[START]
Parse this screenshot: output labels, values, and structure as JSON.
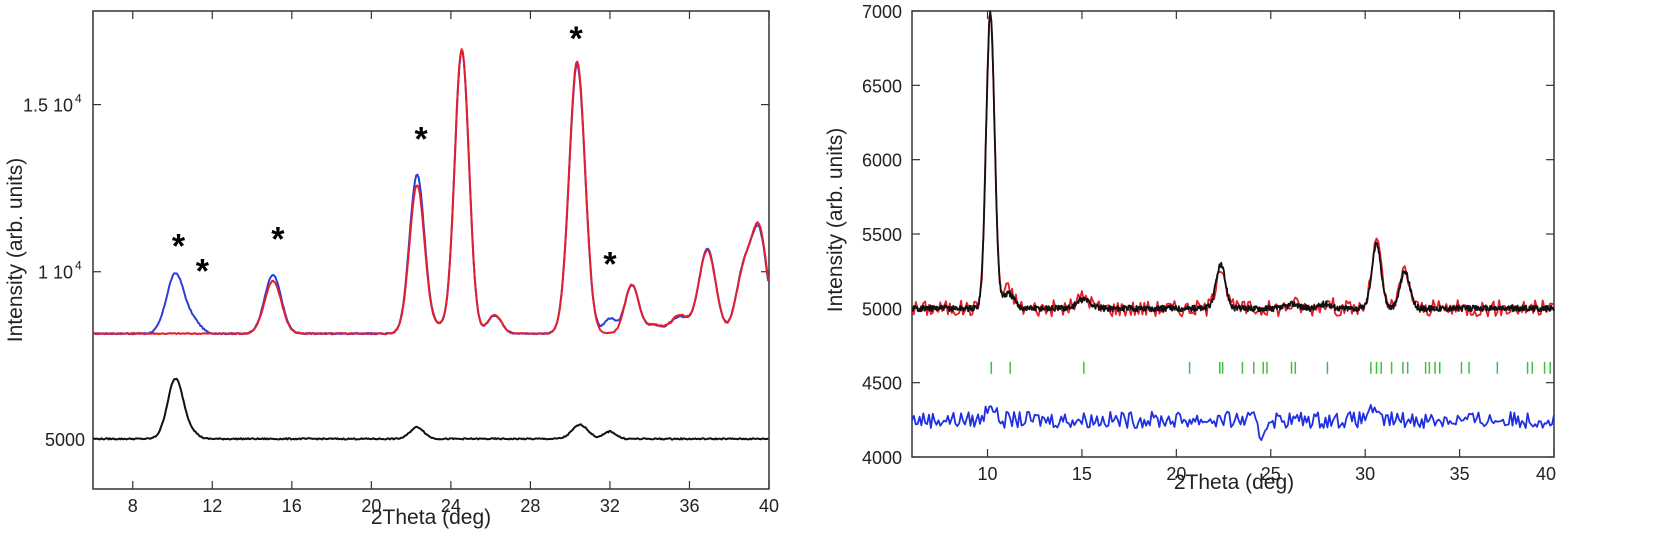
{
  "chart_data": [
    {
      "type": "line",
      "xlabel": "2Theta (deg)",
      "ylabel": "Intensity (arb. units)",
      "xlim": [
        6,
        40
      ],
      "ylim": [
        3500,
        17800
      ],
      "grid": false,
      "legend": "none",
      "x_ticks": [
        8,
        12,
        16,
        20,
        24,
        28,
        32,
        36,
        40
      ],
      "y_ticks": [
        {
          "value": 5000,
          "label": "5000"
        },
        {
          "value": 10000,
          "label": "1 10",
          "exp": "4"
        },
        {
          "value": 15000,
          "label": "1.5 10",
          "exp": "4"
        }
      ],
      "series": [
        {
          "color": "#2b3fd6",
          "role": "pattern-1",
          "baseline": 8150,
          "peaks": [
            [
              10.15,
              1800,
              0.45
            ],
            [
              11.1,
              300,
              0.35
            ],
            [
              15.05,
              1750,
              0.42
            ],
            [
              22.3,
              4750,
              0.38
            ],
            [
              23.4,
              200,
              0.3
            ],
            [
              24.55,
              8480,
              0.36
            ],
            [
              26.2,
              550,
              0.35
            ],
            [
              30.35,
              8050,
              0.4
            ],
            [
              32.0,
              450,
              0.3
            ],
            [
              33.1,
              1450,
              0.35
            ],
            [
              34.2,
              250,
              0.4
            ],
            [
              35.5,
              500,
              0.45
            ],
            [
              36.9,
              2550,
              0.42
            ],
            [
              38.7,
              1750,
              0.38
            ],
            [
              39.5,
              3000,
              0.4
            ]
          ]
        },
        {
          "color": "#e41f2c",
          "role": "pattern-2",
          "baseline": 8150,
          "peaks": [
            [
              15.05,
              1580,
              0.42
            ],
            [
              22.3,
              4450,
              0.38
            ],
            [
              23.4,
              200,
              0.3
            ],
            [
              24.55,
              8500,
              0.36
            ],
            [
              26.2,
              550,
              0.35
            ],
            [
              30.35,
              8150,
              0.4
            ],
            [
              33.1,
              1450,
              0.35
            ],
            [
              34.2,
              250,
              0.4
            ],
            [
              35.5,
              550,
              0.45
            ],
            [
              36.9,
              2500,
              0.42
            ],
            [
              38.7,
              1700,
              0.38
            ],
            [
              39.5,
              3100,
              0.4
            ]
          ]
        },
        {
          "color": "#111111",
          "role": "difference",
          "baseline": 5000,
          "peaks": [
            [
              10.15,
              1800,
              0.4
            ],
            [
              11.0,
              150,
              0.3
            ],
            [
              22.3,
              350,
              0.35
            ],
            [
              30.5,
              420,
              0.4
            ],
            [
              32.0,
              220,
              0.3
            ]
          ]
        }
      ],
      "annotations": [
        {
          "text": "*",
          "x": 10.3,
          "y": 10850
        },
        {
          "text": "*",
          "x": 11.5,
          "y": 10100
        },
        {
          "text": "*",
          "x": 15.3,
          "y": 11050
        },
        {
          "text": "*",
          "x": 22.5,
          "y": 14050
        },
        {
          "text": "*",
          "x": 30.3,
          "y": 17050
        },
        {
          "text": "*",
          "x": 32.0,
          "y": 10300
        }
      ]
    },
    {
      "type": "line",
      "xlabel": "2Theta (deg)",
      "ylabel": "Intensity (arb. units)",
      "xlim": [
        6,
        40
      ],
      "ylim": [
        4000,
        7000
      ],
      "grid": false,
      "legend": "none",
      "x_ticks": [
        10,
        15,
        20,
        25,
        30,
        35,
        40
      ],
      "y_ticks": [
        4000,
        4500,
        5000,
        5500,
        6000,
        6500,
        7000
      ],
      "series": [
        {
          "color": "#e41f2c",
          "role": "observed",
          "baseline": 5000,
          "noise": 55,
          "peaks": [
            [
              10.15,
              2000,
              0.22
            ],
            [
              11.1,
              130,
              0.3
            ],
            [
              15.1,
              80,
              0.35
            ],
            [
              22.35,
              300,
              0.25
            ],
            [
              26.2,
              30,
              0.3
            ],
            [
              27.9,
              40,
              0.3
            ],
            [
              30.6,
              450,
              0.25
            ],
            [
              32.1,
              260,
              0.25
            ]
          ]
        },
        {
          "color": "#111111",
          "role": "calculated",
          "baseline": 5000,
          "peaks": [
            [
              10.15,
              2000,
              0.22
            ],
            [
              11.1,
              100,
              0.3
            ],
            [
              15.1,
              60,
              0.35
            ],
            [
              22.35,
              290,
              0.25
            ],
            [
              26.2,
              30,
              0.3
            ],
            [
              27.9,
              30,
              0.3
            ],
            [
              30.6,
              430,
              0.25
            ],
            [
              32.1,
              250,
              0.25
            ]
          ]
        },
        {
          "color": "#1f30e0",
          "role": "difference",
          "baseline": 4250,
          "noise": 55,
          "peaks": [
            [
              10.15,
              120,
              0.2
            ],
            [
              24.5,
              -120,
              0.15
            ],
            [
              30.3,
              100,
              0.15
            ]
          ]
        }
      ],
      "reflections": {
        "color": "#3fbf3f",
        "y_center": 4600,
        "positions": [
          10.2,
          11.2,
          15.1,
          20.7,
          22.3,
          22.45,
          23.5,
          24.1,
          24.6,
          24.8,
          26.1,
          26.3,
          28.0,
          30.3,
          30.6,
          30.85,
          31.4,
          32.0,
          32.25,
          33.2,
          33.4,
          33.7,
          33.95,
          35.1,
          35.5,
          37.0,
          38.6,
          38.85,
          39.5,
          39.8
        ]
      }
    }
  ]
}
[END]
Repeat the listing verbatim. Skip the pictures.

Parse this screenshot: output labels, values, and structure as JSON.
{
  "chart_data": [
    {
      "type": "line",
      "xlabel": "2Theta (deg)",
      "ylabel": "Intensity (arb. units)",
      "xlim": [
        6,
        40
      ],
      "ylim": [
        3500,
        17800
      ],
      "grid": false,
      "legend": "none",
      "x_ticks": [
        8,
        12,
        16,
        20,
        24,
        28,
        32,
        36,
        40
      ],
      "y_ticks": [
        {
          "value": 5000,
          "label": "5000"
        },
        {
          "value": 10000,
          "label": "1 10",
          "exp": "4"
        },
        {
          "value": 15000,
          "label": "1.5 10",
          "exp": "4"
        }
      ],
      "series": [
        {
          "color": "#2b3fd6",
          "role": "pattern-1",
          "baseline": 8150,
          "peaks": [
            [
              10.15,
              1800,
              0.45
            ],
            [
              11.1,
              300,
              0.35
            ],
            [
              15.05,
              1750,
              0.42
            ],
            [
              22.3,
              4750,
              0.38
            ],
            [
              23.4,
              200,
              0.3
            ],
            [
              24.55,
              8480,
              0.36
            ],
            [
              26.2,
              550,
              0.35
            ],
            [
              30.35,
              8050,
              0.4
            ],
            [
              32.0,
              450,
              0.3
            ],
            [
              33.1,
              1450,
              0.35
            ],
            [
              34.2,
              250,
              0.4
            ],
            [
              35.5,
              500,
              0.45
            ],
            [
              36.9,
              2550,
              0.42
            ],
            [
              38.7,
              1750,
              0.38
            ],
            [
              39.5,
              3000,
              0.4
            ]
          ]
        },
        {
          "color": "#e41f2c",
          "role": "pattern-2",
          "baseline": 8150,
          "peaks": [
            [
              15.05,
              1580,
              0.42
            ],
            [
              22.3,
              4450,
              0.38
            ],
            [
              23.4,
              200,
              0.3
            ],
            [
              24.55,
              8500,
              0.36
            ],
            [
              26.2,
              550,
              0.35
            ],
            [
              30.35,
              8150,
              0.4
            ],
            [
              33.1,
              1450,
              0.35
            ],
            [
              34.2,
              250,
              0.4
            ],
            [
              35.5,
              550,
              0.45
            ],
            [
              36.9,
              2500,
              0.42
            ],
            [
              38.7,
              1700,
              0.38
            ],
            [
              39.5,
              3100,
              0.4
            ]
          ]
        },
        {
          "color": "#111111",
          "role": "difference",
          "baseline": 5000,
          "peaks": [
            [
              10.15,
              1800,
              0.4
            ],
            [
              11.0,
              150,
              0.3
            ],
            [
              22.3,
              350,
              0.35
            ],
            [
              30.5,
              420,
              0.4
            ],
            [
              32.0,
              220,
              0.3
            ]
          ]
        }
      ],
      "annotations": [
        {
          "text": "*",
          "x": 10.3,
          "y": 10850
        },
        {
          "text": "*",
          "x": 11.5,
          "y": 10100
        },
        {
          "text": "*",
          "x": 15.3,
          "y": 11050
        },
        {
          "text": "*",
          "x": 22.5,
          "y": 14050
        },
        {
          "text": "*",
          "x": 30.3,
          "y": 17050
        },
        {
          "text": "*",
          "x": 32.0,
          "y": 10300
        }
      ]
    },
    {
      "type": "line",
      "xlabel": "2Theta (deg)",
      "ylabel": "Intensity (arb. units)",
      "xlim": [
        6,
        40
      ],
      "ylim": [
        4000,
        7000
      ],
      "grid": false,
      "legend": "none",
      "x_ticks": [
        10,
        15,
        20,
        25,
        30,
        35,
        40
      ],
      "y_ticks": [
        4000,
        4500,
        5000,
        5500,
        6000,
        6500,
        7000
      ],
      "series": [
        {
          "color": "#e41f2c",
          "role": "observed",
          "baseline": 5000,
          "noise": 55,
          "peaks": [
            [
              10.15,
              2000,
              0.22
            ],
            [
              11.1,
              130,
              0.3
            ],
            [
              15.1,
              80,
              0.35
            ],
            [
              22.35,
              300,
              0.25
            ],
            [
              26.2,
              30,
              0.3
            ],
            [
              27.9,
              40,
              0.3
            ],
            [
              30.6,
              450,
              0.25
            ],
            [
              32.1,
              260,
              0.25
            ]
          ]
        },
        {
          "color": "#111111",
          "role": "calculated",
          "baseline": 5000,
          "peaks": [
            [
              10.15,
              2000,
              0.22
            ],
            [
              11.1,
              100,
              0.3
            ],
            [
              15.1,
              60,
              0.35
            ],
            [
              22.35,
              290,
              0.25
            ],
            [
              26.2,
              30,
              0.3
            ],
            [
              27.9,
              30,
              0.3
            ],
            [
              30.6,
              430,
              0.25
            ],
            [
              32.1,
              250,
              0.25
            ]
          ]
        },
        {
          "color": "#1f30e0",
          "role": "difference",
          "baseline": 4250,
          "noise": 55,
          "peaks": [
            [
              10.15,
              120,
              0.2
            ],
            [
              24.5,
              -120,
              0.15
            ],
            [
              30.3,
              100,
              0.15
            ]
          ]
        }
      ],
      "reflections": {
        "color": "#3fbf3f",
        "y_center": 4600,
        "positions": [
          10.2,
          11.2,
          15.1,
          20.7,
          22.3,
          22.45,
          23.5,
          24.1,
          24.6,
          24.8,
          26.1,
          26.3,
          28.0,
          30.3,
          30.6,
          30.85,
          31.4,
          32.0,
          32.25,
          33.2,
          33.4,
          33.7,
          33.95,
          35.1,
          35.5,
          37.0,
          38.6,
          38.85,
          39.5,
          39.8
        ]
      }
    }
  ]
}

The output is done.